(Records from a dataset)
↓

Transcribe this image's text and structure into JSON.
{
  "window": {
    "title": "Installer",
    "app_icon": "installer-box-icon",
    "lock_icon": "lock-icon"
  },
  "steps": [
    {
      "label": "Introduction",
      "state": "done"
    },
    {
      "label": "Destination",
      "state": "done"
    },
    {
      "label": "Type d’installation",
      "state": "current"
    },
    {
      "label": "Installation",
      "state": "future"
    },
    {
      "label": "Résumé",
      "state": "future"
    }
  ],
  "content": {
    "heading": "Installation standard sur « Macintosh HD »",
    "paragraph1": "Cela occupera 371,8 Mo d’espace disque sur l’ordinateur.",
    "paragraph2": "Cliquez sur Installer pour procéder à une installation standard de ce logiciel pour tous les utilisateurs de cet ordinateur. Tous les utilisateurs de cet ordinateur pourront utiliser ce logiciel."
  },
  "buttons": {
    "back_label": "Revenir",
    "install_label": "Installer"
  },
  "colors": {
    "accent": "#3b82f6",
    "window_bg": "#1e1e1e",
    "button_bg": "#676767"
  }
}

↑

- **TO DO**
Word for word, extract all the records.

- **SOLUTION TO THE EXERCISE**
Transcribe this image's text and structure into JSON.
{
  "window": {
    "title": "Installer",
    "app_icon": "installer-box-icon",
    "lock_icon": "lock-icon"
  },
  "steps": [
    {
      "label": "Introduction",
      "state": "done"
    },
    {
      "label": "Destination",
      "state": "done"
    },
    {
      "label": "Type d’installation",
      "state": "current"
    },
    {
      "label": "Installation",
      "state": "future"
    },
    {
      "label": "Résumé",
      "state": "future"
    }
  ],
  "content": {
    "heading": "Installation standard sur « Macintosh HD »",
    "paragraph1": "Cela occupera 371,8 Mo d’espace disque sur l’ordinateur.",
    "paragraph2": "Cliquez sur Installer pour procéder à une installation standard de ce logiciel pour tous les utilisateurs de cet ordinateur. Tous les utilisateurs de cet ordinateur pourront utiliser ce logiciel."
  },
  "buttons": {
    "back_label": "Revenir",
    "install_label": "Installer"
  },
  "colors": {
    "accent": "#3b82f6",
    "window_bg": "#1e1e1e",
    "button_bg": "#676767"
  }
}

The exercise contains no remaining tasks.